## Directions for this task
Could you write out the records below exactly as they appear?

══════

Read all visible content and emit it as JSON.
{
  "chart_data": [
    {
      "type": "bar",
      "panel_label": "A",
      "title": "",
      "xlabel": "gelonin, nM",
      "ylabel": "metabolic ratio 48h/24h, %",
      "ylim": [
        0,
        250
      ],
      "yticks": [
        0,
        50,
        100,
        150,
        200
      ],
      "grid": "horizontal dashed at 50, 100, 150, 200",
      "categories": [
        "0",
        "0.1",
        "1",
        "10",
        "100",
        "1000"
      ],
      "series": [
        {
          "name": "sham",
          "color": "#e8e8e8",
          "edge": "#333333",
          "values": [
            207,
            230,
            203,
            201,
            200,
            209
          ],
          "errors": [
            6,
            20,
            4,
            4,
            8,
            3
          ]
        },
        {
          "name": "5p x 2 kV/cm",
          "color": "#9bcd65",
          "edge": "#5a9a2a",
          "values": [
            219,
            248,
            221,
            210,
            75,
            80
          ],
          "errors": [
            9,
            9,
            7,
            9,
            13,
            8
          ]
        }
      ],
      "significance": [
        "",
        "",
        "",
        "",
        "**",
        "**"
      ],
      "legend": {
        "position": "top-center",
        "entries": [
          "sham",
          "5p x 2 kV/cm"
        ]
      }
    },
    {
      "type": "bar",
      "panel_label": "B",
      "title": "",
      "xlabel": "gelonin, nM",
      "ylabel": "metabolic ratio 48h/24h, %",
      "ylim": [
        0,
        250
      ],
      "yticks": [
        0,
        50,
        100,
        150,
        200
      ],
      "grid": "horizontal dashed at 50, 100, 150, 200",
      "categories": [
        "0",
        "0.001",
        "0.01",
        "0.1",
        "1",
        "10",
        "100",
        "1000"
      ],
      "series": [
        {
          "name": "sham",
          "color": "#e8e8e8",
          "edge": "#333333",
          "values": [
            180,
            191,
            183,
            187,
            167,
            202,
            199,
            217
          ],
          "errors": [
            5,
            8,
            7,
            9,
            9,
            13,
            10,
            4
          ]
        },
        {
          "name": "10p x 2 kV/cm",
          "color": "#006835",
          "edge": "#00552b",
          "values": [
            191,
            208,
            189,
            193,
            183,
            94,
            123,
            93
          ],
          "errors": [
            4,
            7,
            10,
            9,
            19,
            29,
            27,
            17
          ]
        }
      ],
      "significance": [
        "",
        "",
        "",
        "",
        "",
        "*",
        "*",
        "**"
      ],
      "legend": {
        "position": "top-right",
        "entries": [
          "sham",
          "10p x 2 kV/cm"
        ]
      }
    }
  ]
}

══════

## Solution for this exercise
Read all visible content and emit it as JSON.
{
  "chart_data": [
    {
      "type": "bar",
      "panel_label": "A",
      "title": "",
      "xlabel": "gelonin, nM",
      "ylabel": "metabolic ratio 48h/24h, %",
      "ylim": [
        0,
        250
      ],
      "yticks": [
        0,
        50,
        100,
        150,
        200
      ],
      "grid": "horizontal dashed at 50, 100, 150, 200",
      "categories": [
        "0",
        "0.1",
        "1",
        "10",
        "100",
        "1000"
      ],
      "series": [
        {
          "name": "sham",
          "color": "#e8e8e8",
          "edge": "#333333",
          "values": [
            207,
            230,
            203,
            201,
            200,
            209
          ],
          "errors": [
            6,
            20,
            4,
            4,
            8,
            3
          ]
        },
        {
          "name": "5p x 2 kV/cm",
          "color": "#9bcd65",
          "edge": "#5a9a2a",
          "values": [
            219,
            248,
            221,
            210,
            75,
            80
          ],
          "errors": [
            9,
            9,
            7,
            9,
            13,
            8
          ]
        }
      ],
      "significance": [
        "",
        "",
        "",
        "",
        "**",
        "**"
      ],
      "legend": {
        "position": "top-center",
        "entries": [
          "sham",
          "5p x 2 kV/cm"
        ]
      }
    },
    {
      "type": "bar",
      "panel_label": "B",
      "title": "",
      "xlabel": "gelonin, nM",
      "ylabel": "metabolic ratio 48h/24h, %",
      "ylim": [
        0,
        250
      ],
      "yticks": [
        0,
        50,
        100,
        150,
        200
      ],
      "grid": "horizontal dashed at 50, 100, 150, 200",
      "categories": [
        "0",
        "0.001",
        "0.01",
        "0.1",
        "1",
        "10",
        "100",
        "1000"
      ],
      "series": [
        {
          "name": "sham",
          "color": "#e8e8e8",
          "edge": "#333333",
          "values": [
            180,
            191,
            183,
            187,
            167,
            202,
            199,
            217
          ],
          "errors": [
            5,
            8,
            7,
            9,
            9,
            13,
            10,
            4
          ]
        },
        {
          "name": "10p x 2 kV/cm",
          "color": "#006835",
          "edge": "#00552b",
          "values": [
            191,
            208,
            189,
            193,
            183,
            94,
            123,
            93
          ],
          "errors": [
            4,
            7,
            10,
            9,
            19,
            29,
            27,
            17
          ]
        }
      ],
      "significance": [
        "",
        "",
        "",
        "",
        "",
        "*",
        "*",
        "**"
      ],
      "legend": {
        "position": "top-right",
        "entries": [
          "sham",
          "10p x 2 kV/cm"
        ]
      }
    }
  ]
}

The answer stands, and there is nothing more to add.